Text excerpt -
* * *

The coefficients of nonlinear dispersions are represented by \(\alpha _j,~j=1,2,3\), and the coefficient \(\alpha _1\) corresponds to the cubic nonlinearity term in the equation. When \(\alpha _1\) and \(\alpha _3\) are equal to zero, the above model simplifies to the Hirota or modified KdV equation in complex form. This simplified equation can be solved using the inverse scattering transform. Several effective methods have been employed to solve the nonlinear model mentioned above, which is used for modeling ultra-short pulses. For example, Lu et al. utilized both the extended simple equation method and the exp(-f(\(\xi\)))-expansion method to demonstrate optical solitons in the model [40]. Using the generalized Riccati mapping method, Nasreen et al. identified different categories of soliton solutions for the model.

2 General analysis of the SSEM

In this section the steps of the suggested technique are presented. For the description of the method consider the following general nonlinear PDE:

$$\begin{aligned} \mathcal {Z}(\mathscr {B},\mathscr {B}_{t},\mathscr {B}_{x},\mathscr {B}_{tt},\mathscr {B}_{xx},\mathscr {B}_{t},\mathscr {B}_{tx},)=0. \end{aligned}$$

(2)

* * *

Dataset content -
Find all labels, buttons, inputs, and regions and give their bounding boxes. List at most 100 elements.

* * *

Task list -
#1 In the text on optical solitons, to what equation does the model reduce when \(\alpha _1\) and \(\alpha _3\) are both zero?
#2 Go on with the text on optical solitons, starting after the equation labeled (2).
The listing has no connection to the text on optical solitons.

The replies -
#1 It reduces to the Hirota or modified KdV equation in complex form.

#2
Further consider the following transformation

$$\begin{aligned} \mathscr {B}(x,t)= {\exp (\iota \varsigma )}\mathfrak{A}(\delta ),\;\delta =\kappa x+\mathscr {C}t,\varsigma =\Lambda x+\theta +\lambda t, \end{aligned}$$

(3)

in the above transformation \(\mathscr {C},\lambda ,\epsilon\) are real parameters, which are non-zero. Now to solve Eq.(2), the following are necessary to be followed:

Step I: Substitute Eq.(3) into Eq. 2, in order to convert the PDE to ODE and get the following form

$$\begin{aligned} \mathcal {Z}(\mathfrak {A}(\delta ),\mathfrak {A}^{\prime }(\delta ),\mathfrak {A}^{\prime \prime }(\delta ),\ldots )=0, \end{aligned}$$

(4)

in Eq.(4), the \mathcal{Z} is polynomial in \(\mathfrak {A}(\delta )\), where the superscripts (\(^{\prime }\)) represents ordinary derivatives of \(\mathfrak {A}(\delta )\).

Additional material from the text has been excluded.